[Collection entries]
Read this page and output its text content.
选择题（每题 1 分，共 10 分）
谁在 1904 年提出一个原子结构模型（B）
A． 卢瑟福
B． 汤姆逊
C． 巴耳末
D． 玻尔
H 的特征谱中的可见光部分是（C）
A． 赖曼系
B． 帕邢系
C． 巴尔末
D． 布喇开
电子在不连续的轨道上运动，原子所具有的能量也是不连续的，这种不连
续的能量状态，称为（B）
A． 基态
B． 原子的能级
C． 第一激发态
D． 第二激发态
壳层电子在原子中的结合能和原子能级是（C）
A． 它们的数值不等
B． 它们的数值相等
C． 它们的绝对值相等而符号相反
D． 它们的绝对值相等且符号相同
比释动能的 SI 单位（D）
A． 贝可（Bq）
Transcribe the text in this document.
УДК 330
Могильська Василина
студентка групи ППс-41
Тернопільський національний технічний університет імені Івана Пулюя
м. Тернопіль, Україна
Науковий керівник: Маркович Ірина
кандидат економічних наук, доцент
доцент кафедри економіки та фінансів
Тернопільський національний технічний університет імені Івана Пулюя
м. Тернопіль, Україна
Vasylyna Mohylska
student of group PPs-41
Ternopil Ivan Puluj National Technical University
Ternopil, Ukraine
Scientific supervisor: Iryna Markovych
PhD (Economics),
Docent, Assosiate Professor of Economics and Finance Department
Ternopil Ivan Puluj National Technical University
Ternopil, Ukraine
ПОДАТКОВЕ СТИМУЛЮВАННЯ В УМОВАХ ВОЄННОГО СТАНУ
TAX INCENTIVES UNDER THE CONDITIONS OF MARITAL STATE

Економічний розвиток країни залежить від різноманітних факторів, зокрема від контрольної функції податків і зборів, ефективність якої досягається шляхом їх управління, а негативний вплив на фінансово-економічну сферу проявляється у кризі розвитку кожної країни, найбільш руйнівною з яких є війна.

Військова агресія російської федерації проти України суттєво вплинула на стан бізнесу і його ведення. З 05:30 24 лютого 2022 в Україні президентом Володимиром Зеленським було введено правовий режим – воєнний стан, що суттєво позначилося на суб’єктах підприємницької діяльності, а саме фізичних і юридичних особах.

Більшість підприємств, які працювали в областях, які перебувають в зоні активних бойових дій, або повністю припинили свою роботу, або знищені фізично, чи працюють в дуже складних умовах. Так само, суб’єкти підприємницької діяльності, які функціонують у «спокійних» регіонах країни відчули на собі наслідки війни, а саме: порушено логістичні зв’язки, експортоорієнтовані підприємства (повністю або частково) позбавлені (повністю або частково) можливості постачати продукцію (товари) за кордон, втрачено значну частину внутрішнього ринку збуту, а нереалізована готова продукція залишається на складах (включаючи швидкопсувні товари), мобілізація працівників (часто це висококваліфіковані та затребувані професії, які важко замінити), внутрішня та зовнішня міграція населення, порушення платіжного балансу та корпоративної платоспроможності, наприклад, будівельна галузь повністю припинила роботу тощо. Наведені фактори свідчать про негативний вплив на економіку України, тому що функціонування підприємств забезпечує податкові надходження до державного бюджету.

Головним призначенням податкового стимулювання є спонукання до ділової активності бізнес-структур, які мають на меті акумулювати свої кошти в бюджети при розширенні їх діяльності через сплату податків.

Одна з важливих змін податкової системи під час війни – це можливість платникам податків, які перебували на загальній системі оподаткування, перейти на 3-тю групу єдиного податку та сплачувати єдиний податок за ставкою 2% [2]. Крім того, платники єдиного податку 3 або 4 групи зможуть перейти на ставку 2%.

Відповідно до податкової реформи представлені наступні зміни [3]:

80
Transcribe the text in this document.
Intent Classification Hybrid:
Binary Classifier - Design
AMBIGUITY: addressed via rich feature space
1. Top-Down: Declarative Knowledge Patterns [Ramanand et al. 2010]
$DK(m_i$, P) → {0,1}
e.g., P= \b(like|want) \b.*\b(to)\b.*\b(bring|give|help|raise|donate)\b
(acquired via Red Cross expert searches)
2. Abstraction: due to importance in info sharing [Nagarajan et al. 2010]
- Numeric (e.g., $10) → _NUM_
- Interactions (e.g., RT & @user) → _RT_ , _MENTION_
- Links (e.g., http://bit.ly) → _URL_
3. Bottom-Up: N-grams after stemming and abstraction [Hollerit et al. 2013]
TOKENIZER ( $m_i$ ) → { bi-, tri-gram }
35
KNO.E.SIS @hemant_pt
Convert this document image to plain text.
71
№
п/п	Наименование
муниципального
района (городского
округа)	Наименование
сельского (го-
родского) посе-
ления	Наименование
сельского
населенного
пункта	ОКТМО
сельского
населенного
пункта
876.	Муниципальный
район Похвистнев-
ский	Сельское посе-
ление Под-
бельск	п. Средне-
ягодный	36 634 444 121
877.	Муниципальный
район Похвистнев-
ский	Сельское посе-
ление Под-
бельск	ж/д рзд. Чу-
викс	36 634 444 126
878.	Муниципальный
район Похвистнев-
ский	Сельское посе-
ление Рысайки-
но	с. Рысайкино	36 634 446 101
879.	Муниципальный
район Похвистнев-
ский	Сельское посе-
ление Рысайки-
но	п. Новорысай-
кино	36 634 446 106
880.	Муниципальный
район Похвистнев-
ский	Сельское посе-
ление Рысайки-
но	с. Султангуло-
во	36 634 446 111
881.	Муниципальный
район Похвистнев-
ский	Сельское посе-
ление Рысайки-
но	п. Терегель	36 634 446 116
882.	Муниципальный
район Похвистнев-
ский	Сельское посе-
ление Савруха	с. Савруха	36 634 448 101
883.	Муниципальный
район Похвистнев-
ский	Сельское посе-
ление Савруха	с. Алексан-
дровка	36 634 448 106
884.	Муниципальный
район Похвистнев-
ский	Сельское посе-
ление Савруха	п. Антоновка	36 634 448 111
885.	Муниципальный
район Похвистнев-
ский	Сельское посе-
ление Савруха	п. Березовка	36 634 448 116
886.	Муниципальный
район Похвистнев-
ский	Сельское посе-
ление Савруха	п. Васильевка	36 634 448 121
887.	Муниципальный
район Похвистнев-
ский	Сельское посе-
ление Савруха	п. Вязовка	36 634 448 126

- **Goal**: Restate each of the entries above verbatim.

- **Written reply**:
Read this page and output its text content.
选择题（每题 1 分，共 10 分）
谁在 1904 年提出一个原子结构模型（B）
A． 卢瑟福
B． 汤姆逊
C． 巴耳末
D． 玻尔
H 的特征谱中的可见光部分是（C）
A． 赖曼系
B． 帕邢系
C． 巴尔末
D． 布喇开
电子在不连续的轨道上运动，原子所具有的能量也是不连续的，这种不连
续的能量状态，称为（B）
A． 基态
B． 原子的能级
C． 第一激发态
D． 第二激发态
壳层电子在原子中的结合能和原子能级是（C）
A． 它们的数值不等
B． 它们的数值相等
C． 它们的绝对值相等而符号相反
D． 它们的绝对值相等且符号相同
比释动能的 SI 单位（D）
A． 贝可（Bq）
Transcribe the text in this document.
УДК 330
Могильська Василина
студентка групи ППс-41
Тернопільський національний технічний університет імені Івана Пулюя
м. Тернопіль, Україна
Науковий керівник: Маркович Ірина
кандидат економічних наук, доцент
доцент кафедри економіки та фінансів
Тернопільський національний технічний університет імені Івана Пулюя
м. Тернопіль, Україна
Vasylyna Mohylska
student of group PPs-41
Ternopil Ivan Puluj National Technical University
Ternopil, Ukraine
Scientific supervisor: Iryna Markovych
PhD (Economics),
Docent, Assosiate Professor of Economics and Finance Department
Ternopil Ivan Puluj National Technical University
Ternopil, Ukraine
ПОДАТКОВЕ СТИМУЛЮВАННЯ В УМОВАХ ВОЄННОГО СТАНУ
TAX INCENTIVES UNDER THE CONDITIONS OF MARITAL STATE

Економічний розвиток країни залежить від різноманітних факторів, зокрема від контрольної функції податків і зборів, ефективність якої досягається шляхом їх управління, а негативний вплив на фінансово-економічну сферу проявляється у кризі розвитку кожної країни, найбільш руйнівною з яких є війна.

Військова агресія російської федерації проти України суттєво вплинула на стан бізнесу і його ведення. З 05:30 24 лютого 2022 в Україні президентом Володимиром Зеленським було введено правовий режим – воєнний стан, що суттєво позначилося на суб’єктах підприємницької діяльності, а саме фізичних і юридичних особах.

Більшість підприємств, які працювали в областях, які перебувають в зоні активних бойових дій, або повністю припинили свою роботу, або знищені фізично, чи працюють в дуже складних умовах. Так само, суб’єкти підприємницької діяльності, які функціонують у «спокійних» регіонах країни відчули на собі наслідки війни, а саме: порушено логістичні зв’язки, експортоорієнтовані підприємства (повністю або частково) позбавлені (повністю або частково) можливості постачати продукцію (товари) за кордон, втрачено значну частину внутрішнього ринку збуту, а нереалізована готова продукція залишається на складах (включаючи швидкопсувні товари), мобілізація працівників (часто це висококваліфіковані та затребувані професії, які важко замінити), внутрішня та зовнішня міграція населення, порушення платіжного балансу та корпоративної платоспроможності, наприклад, будівельна галузь повністю припинила роботу тощо. Наведені фактори свідчать про негативний вплив на економіку України, тому що функціонування підприємств забезпечує податкові надходження до державного бюджету.

Головним призначенням податкового стимулювання є спонукання до ділової активності бізнес-структур, які мають на меті акумулювати свої кошти в бюджети при розширенні їх діяльності через сплату податків.

Одна з важливих змін податкової системи під час війни – це можливість платникам податків, які перебували на загальній системі оподаткування, перейти на 3-тю групу єдиного податку та сплачувати єдиний податок за ставкою 2% [2]. Крім того, платники єдиного податку 3 або 4 групи зможуть перейти на ставку 2%.

Відповідно до податкової реформи представлені наступні зміни [3]:

80
Transcribe the text in this document.
Intent Classification Hybrid:
Binary Classifier - Design
AMBIGUITY: addressed via rich feature space
1. Top-Down: Declarative Knowledge Patterns [Ramanand et al. 2010]
$DK(m_i$, P) → {0,1}
e.g., P= \b(like|want) \b.*\b(to)\b.*\b(bring|give|help|raise|donate)\b
(acquired via Red Cross expert searches)
2. Abstraction: due to importance in info sharing [Nagarajan et al. 2010]
- Numeric (e.g., $10) → _NUM_
- Interactions (e.g., RT & @user) → _RT_ , _MENTION_
- Links (e.g., http://bit.ly) → _URL_
3. Bottom-Up: N-grams after stemming and abstraction [Hollerit et al. 2013]
TOKENIZER ( $m_i$ ) → { bi-, tri-gram }
35
KNO.E.SIS @hemant_pt
Convert this document image to plain text.
71
№
п/п	Наименование
муниципального
района (городского
округа)	Наименование
сельского (го-
родского) посе-
ления	Наименование
сельского
населенного
пункта	ОКТМО
сельского
населенного
пункта
876.	Муниципальный
район Похвистнев-
ский	Сельское посе-
ление Под-
бельск	п. Средне-
ягодный	36 634 444 121
877.	Муниципальный
район Похвистнев-
ский	Сельское посе-
ление Под-
бельск	ж/д рзд. Чу-
викс	36 634 444 126
878.	Муниципальный
район Похвистнев-
ский	Сельское посе-
ление Рысайки-
но	с. Рысайкино	36 634 446 101
879.	Муниципальный
район Похвистнев-
ский	Сельское посе-
ление Рысайки-
но	п. Новорысай-
кино	36 634 446 106
880.	Муниципальный
район Похвистнев-
ский	Сельское посе-
ление Рысайки-
но	с. Султангуло-
во	36 634 446 111
881.	Муниципальный
район Похвистнев-
ский	Сельское посе-
ление Рысайки-
но	п. Терегель	36 634 446 116
882.	Муниципальный
район Похвистнев-
ский	Сельское посе-
ление Савруха	с. Савруха	36 634 448 101
883.	Муниципальный
район Похвистнев-
ский	Сельское посе-
ление Савруха	с. Алексан-
дровка	36 634 448 106
884.	Муниципальный
район Похвистнев-
ский	Сельское посе-
ление Савруха	п. Антоновка	36 634 448 111
885.	Муниципальный
район Похвистнев-
ский	Сельское посе-
ление Савруха	п. Березовка	36 634 448 116
886.	Муниципальный
район Похвистнев-
ский	Сельское посе-
ление Савруха	п. Васильевка	36 634 448 121
887.	Муниципальный
район Похвистнев-
ский	Сельское посе-
ление Савруха	п. Вязовка	36 634 448 126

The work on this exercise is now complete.